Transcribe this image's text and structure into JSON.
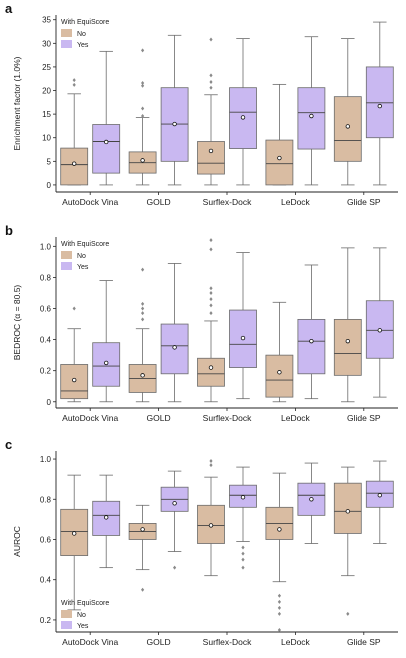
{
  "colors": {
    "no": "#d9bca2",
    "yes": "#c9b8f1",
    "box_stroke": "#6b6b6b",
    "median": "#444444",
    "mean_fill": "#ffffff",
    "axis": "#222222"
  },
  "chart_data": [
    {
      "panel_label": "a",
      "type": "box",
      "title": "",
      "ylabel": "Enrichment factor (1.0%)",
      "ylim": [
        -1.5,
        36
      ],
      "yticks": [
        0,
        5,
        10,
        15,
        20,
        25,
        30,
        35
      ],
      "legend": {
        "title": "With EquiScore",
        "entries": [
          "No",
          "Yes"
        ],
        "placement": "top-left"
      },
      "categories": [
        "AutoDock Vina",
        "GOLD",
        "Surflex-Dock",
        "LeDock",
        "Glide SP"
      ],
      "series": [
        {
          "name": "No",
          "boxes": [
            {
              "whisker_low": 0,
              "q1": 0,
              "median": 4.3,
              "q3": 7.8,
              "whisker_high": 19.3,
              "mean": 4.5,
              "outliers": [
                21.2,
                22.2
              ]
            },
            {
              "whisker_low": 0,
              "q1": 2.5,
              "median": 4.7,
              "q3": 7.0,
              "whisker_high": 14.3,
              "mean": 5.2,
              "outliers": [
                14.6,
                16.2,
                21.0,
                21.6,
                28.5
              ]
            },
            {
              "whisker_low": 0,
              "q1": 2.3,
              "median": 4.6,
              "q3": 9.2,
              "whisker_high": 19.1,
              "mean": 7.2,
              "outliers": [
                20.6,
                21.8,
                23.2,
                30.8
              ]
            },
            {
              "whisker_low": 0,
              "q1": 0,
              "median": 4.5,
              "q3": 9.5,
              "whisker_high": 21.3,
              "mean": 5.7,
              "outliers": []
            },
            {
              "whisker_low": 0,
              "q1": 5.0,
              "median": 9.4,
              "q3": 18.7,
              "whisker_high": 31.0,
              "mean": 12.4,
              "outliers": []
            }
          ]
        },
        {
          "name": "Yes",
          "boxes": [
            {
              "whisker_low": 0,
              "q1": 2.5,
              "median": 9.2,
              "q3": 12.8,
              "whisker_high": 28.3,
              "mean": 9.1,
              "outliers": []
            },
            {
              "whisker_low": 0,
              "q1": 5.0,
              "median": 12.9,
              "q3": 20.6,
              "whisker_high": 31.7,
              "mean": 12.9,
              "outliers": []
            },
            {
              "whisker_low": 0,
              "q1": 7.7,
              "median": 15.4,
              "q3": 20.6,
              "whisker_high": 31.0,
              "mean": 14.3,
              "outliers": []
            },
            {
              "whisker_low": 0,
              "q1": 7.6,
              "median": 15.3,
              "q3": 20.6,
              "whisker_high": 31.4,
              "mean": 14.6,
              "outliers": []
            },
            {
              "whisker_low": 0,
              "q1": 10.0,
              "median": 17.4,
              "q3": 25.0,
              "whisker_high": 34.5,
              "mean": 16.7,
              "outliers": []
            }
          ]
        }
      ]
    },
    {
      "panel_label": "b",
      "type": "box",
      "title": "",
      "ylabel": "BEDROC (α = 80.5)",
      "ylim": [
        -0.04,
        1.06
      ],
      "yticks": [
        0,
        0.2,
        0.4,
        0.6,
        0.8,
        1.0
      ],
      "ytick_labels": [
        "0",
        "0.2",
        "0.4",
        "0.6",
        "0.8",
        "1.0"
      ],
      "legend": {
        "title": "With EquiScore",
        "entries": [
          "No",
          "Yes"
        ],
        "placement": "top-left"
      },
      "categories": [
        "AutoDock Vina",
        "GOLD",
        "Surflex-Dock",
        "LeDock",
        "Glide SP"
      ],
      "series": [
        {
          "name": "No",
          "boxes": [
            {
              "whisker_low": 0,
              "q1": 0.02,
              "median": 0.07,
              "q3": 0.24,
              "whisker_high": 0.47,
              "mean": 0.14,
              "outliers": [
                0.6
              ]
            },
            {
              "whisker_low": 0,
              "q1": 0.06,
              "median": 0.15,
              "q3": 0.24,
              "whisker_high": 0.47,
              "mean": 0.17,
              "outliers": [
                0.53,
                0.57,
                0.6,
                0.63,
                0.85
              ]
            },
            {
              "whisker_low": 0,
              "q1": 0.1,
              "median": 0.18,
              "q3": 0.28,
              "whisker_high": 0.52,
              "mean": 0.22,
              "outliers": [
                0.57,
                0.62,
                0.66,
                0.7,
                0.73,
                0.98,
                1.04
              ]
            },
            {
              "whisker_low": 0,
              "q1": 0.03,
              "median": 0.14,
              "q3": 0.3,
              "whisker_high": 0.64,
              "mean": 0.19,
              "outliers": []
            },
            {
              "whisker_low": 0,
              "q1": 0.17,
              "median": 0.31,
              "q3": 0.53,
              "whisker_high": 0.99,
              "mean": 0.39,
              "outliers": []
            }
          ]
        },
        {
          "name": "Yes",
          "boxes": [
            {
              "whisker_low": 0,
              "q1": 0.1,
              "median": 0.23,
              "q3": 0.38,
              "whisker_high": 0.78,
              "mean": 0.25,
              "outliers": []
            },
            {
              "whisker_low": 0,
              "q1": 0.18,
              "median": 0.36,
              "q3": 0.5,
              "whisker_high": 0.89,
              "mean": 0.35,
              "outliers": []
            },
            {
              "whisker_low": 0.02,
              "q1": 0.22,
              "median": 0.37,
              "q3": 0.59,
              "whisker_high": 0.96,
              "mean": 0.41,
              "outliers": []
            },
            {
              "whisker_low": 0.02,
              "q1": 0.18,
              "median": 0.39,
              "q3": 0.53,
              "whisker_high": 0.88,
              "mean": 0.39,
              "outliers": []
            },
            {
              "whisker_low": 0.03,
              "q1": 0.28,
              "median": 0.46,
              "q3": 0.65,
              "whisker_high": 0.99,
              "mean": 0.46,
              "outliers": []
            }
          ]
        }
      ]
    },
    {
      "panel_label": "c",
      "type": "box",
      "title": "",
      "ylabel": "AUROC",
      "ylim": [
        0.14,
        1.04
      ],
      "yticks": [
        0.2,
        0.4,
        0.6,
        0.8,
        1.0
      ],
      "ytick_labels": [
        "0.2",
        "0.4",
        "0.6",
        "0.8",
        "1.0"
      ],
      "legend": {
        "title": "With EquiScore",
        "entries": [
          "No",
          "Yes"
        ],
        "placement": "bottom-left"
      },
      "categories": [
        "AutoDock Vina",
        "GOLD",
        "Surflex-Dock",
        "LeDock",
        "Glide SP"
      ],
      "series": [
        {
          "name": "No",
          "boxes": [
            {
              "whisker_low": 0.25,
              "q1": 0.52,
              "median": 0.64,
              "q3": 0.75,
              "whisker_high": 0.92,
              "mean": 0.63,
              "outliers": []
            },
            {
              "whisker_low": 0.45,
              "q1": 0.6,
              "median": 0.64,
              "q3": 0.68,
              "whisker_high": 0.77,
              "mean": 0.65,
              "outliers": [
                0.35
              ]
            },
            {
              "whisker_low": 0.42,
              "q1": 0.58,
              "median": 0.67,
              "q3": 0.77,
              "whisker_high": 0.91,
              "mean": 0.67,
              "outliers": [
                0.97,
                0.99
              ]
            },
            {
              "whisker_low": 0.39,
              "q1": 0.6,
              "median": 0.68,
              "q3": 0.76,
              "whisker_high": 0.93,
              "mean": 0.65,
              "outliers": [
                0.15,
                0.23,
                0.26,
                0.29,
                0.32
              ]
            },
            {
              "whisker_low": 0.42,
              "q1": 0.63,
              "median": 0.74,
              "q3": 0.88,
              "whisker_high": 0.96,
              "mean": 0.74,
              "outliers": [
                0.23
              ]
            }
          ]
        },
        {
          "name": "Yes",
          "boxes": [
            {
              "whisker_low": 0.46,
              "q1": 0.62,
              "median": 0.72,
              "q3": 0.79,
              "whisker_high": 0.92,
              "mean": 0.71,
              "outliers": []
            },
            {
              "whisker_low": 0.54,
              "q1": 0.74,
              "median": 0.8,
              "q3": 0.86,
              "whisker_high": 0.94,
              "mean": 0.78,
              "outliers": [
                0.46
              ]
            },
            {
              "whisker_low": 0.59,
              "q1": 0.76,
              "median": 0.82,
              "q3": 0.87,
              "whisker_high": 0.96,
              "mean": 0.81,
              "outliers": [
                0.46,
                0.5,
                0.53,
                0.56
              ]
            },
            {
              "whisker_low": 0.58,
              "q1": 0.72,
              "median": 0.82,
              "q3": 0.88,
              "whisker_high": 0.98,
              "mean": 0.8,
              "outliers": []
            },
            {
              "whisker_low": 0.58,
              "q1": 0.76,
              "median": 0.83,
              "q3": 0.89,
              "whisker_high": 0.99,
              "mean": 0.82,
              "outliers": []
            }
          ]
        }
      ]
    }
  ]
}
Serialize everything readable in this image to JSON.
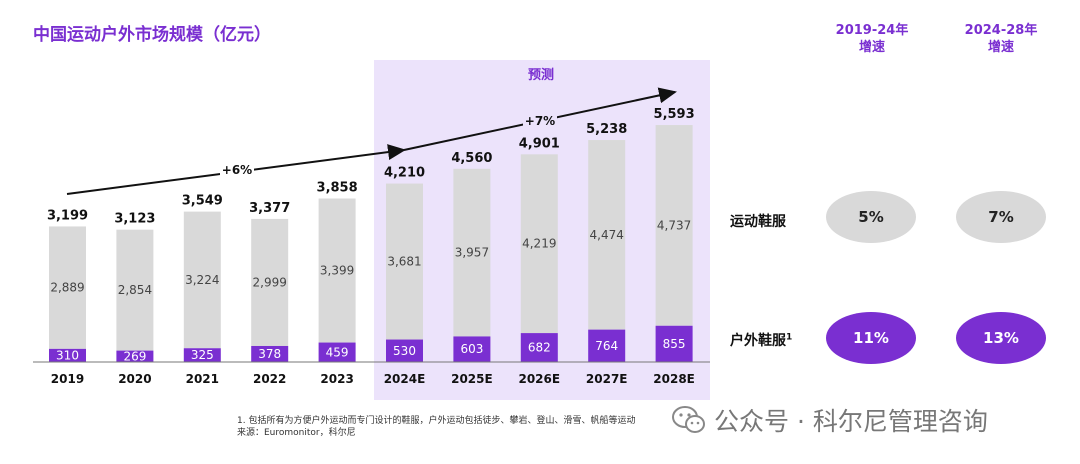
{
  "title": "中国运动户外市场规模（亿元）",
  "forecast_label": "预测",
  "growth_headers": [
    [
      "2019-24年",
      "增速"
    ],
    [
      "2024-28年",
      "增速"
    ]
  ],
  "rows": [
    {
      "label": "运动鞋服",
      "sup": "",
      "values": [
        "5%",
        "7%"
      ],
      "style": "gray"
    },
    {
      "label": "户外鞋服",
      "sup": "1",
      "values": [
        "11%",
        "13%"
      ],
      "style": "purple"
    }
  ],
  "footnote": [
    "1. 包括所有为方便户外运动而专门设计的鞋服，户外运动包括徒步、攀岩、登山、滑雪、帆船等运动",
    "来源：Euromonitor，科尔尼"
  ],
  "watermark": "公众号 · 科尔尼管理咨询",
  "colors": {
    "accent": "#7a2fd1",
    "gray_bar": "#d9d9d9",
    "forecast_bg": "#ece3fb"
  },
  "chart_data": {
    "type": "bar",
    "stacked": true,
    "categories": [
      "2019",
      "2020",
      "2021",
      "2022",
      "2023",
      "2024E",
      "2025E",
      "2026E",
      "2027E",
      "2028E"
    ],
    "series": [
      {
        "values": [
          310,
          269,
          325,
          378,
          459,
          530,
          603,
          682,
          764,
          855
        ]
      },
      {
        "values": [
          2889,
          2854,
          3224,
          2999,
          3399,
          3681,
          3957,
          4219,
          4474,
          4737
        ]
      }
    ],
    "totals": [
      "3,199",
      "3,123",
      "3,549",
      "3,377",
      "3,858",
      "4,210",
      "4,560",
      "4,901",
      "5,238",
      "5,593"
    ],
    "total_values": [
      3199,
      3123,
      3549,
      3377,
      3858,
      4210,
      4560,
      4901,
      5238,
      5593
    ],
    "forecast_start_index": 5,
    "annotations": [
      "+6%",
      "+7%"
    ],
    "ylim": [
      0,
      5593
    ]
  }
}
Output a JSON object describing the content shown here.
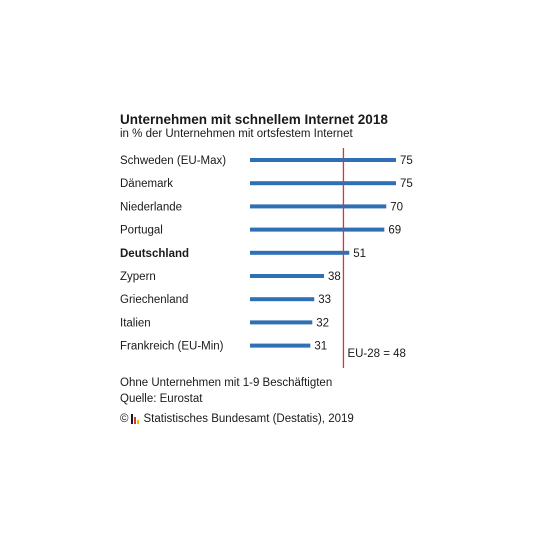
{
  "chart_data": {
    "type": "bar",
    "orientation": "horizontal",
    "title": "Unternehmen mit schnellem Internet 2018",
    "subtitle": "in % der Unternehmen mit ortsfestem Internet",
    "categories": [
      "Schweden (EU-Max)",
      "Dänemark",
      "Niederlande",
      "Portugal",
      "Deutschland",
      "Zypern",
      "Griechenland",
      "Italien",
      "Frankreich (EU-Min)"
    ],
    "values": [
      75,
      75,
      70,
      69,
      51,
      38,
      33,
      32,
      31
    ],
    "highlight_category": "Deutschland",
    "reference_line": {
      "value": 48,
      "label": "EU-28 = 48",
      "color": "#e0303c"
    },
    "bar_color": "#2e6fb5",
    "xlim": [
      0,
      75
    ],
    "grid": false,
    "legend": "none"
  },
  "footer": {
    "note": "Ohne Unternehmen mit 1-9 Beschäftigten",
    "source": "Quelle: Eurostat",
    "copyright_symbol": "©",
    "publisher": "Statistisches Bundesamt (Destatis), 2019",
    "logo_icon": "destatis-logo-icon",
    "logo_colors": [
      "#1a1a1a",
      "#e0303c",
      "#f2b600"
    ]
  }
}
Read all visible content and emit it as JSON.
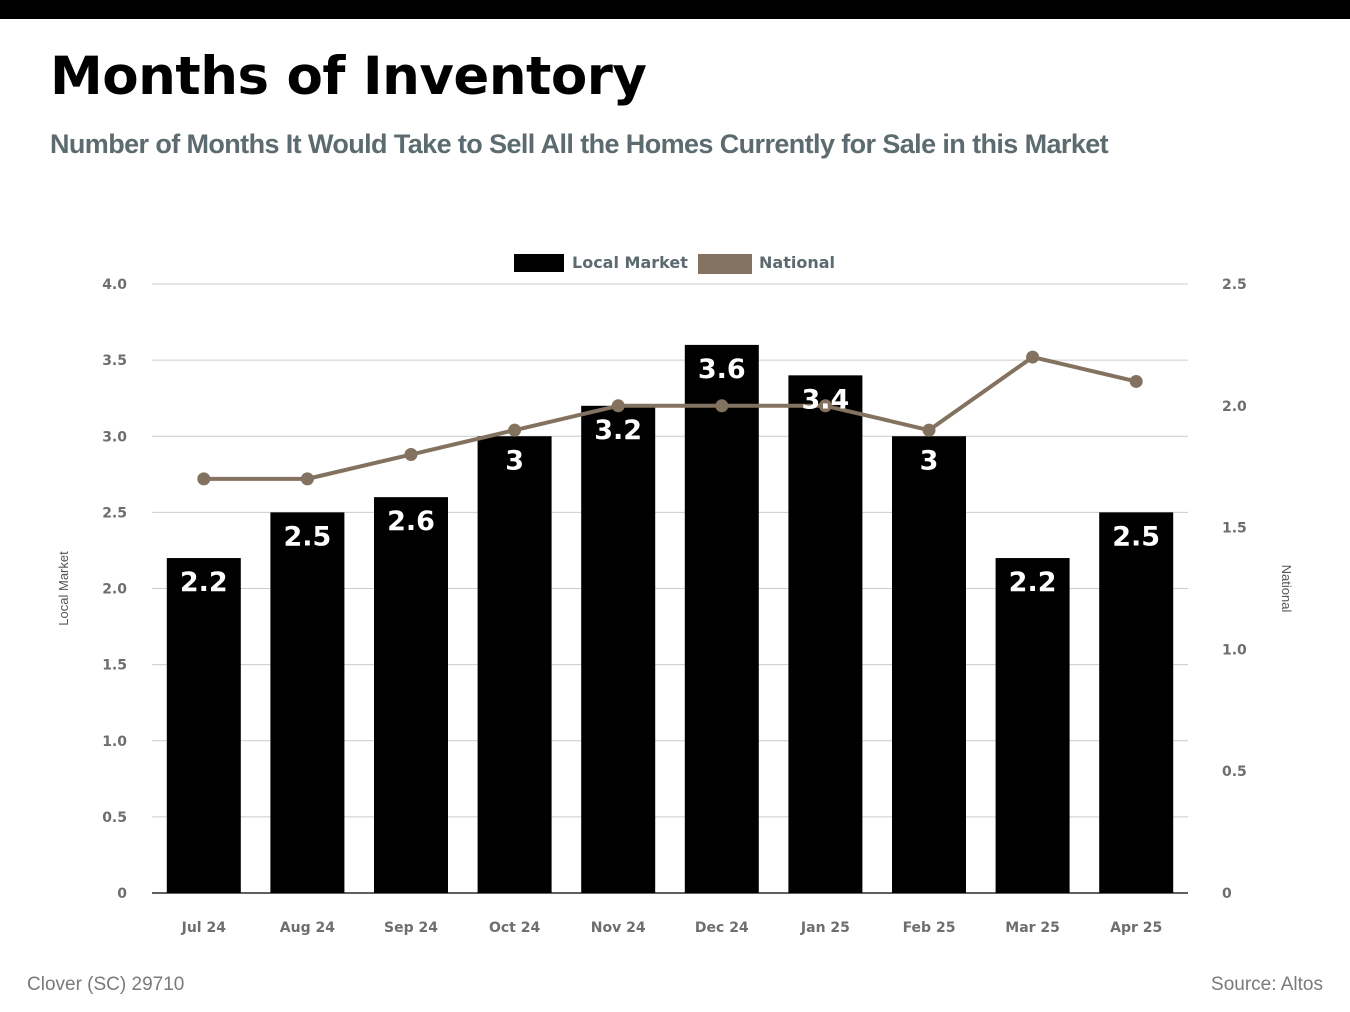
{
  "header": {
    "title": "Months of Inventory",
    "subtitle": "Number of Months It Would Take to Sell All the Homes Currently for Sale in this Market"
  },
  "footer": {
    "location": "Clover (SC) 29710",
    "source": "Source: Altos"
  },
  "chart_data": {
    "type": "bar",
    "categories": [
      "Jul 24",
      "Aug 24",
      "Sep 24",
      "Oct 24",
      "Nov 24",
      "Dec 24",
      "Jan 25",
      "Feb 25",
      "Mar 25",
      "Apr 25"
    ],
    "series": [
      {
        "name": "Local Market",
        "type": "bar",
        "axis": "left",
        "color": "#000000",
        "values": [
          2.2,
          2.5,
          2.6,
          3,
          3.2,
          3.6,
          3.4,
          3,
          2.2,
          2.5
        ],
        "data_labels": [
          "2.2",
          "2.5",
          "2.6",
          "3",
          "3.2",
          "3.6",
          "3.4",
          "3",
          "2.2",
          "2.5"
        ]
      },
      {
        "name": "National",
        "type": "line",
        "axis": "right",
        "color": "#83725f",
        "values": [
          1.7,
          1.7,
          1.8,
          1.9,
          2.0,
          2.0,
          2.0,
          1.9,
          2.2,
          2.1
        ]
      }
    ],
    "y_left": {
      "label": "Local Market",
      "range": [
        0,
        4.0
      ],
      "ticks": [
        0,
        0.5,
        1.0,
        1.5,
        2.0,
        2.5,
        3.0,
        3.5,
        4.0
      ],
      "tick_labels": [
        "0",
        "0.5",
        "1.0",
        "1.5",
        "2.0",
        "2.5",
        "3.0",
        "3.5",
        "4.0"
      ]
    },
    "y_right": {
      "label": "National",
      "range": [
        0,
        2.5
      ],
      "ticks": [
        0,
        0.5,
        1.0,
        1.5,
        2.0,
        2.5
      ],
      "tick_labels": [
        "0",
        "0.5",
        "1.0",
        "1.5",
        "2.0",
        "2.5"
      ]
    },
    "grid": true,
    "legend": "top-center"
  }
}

══════════════════════════════

→ WHAT THE TASK REQUIRES
Scan the entries above for the word "content" and collect each line holding it.

→ CORRECT OUTPUT
Output a JSON object describing the content shown here.
Read all visible content and emit it as JSON.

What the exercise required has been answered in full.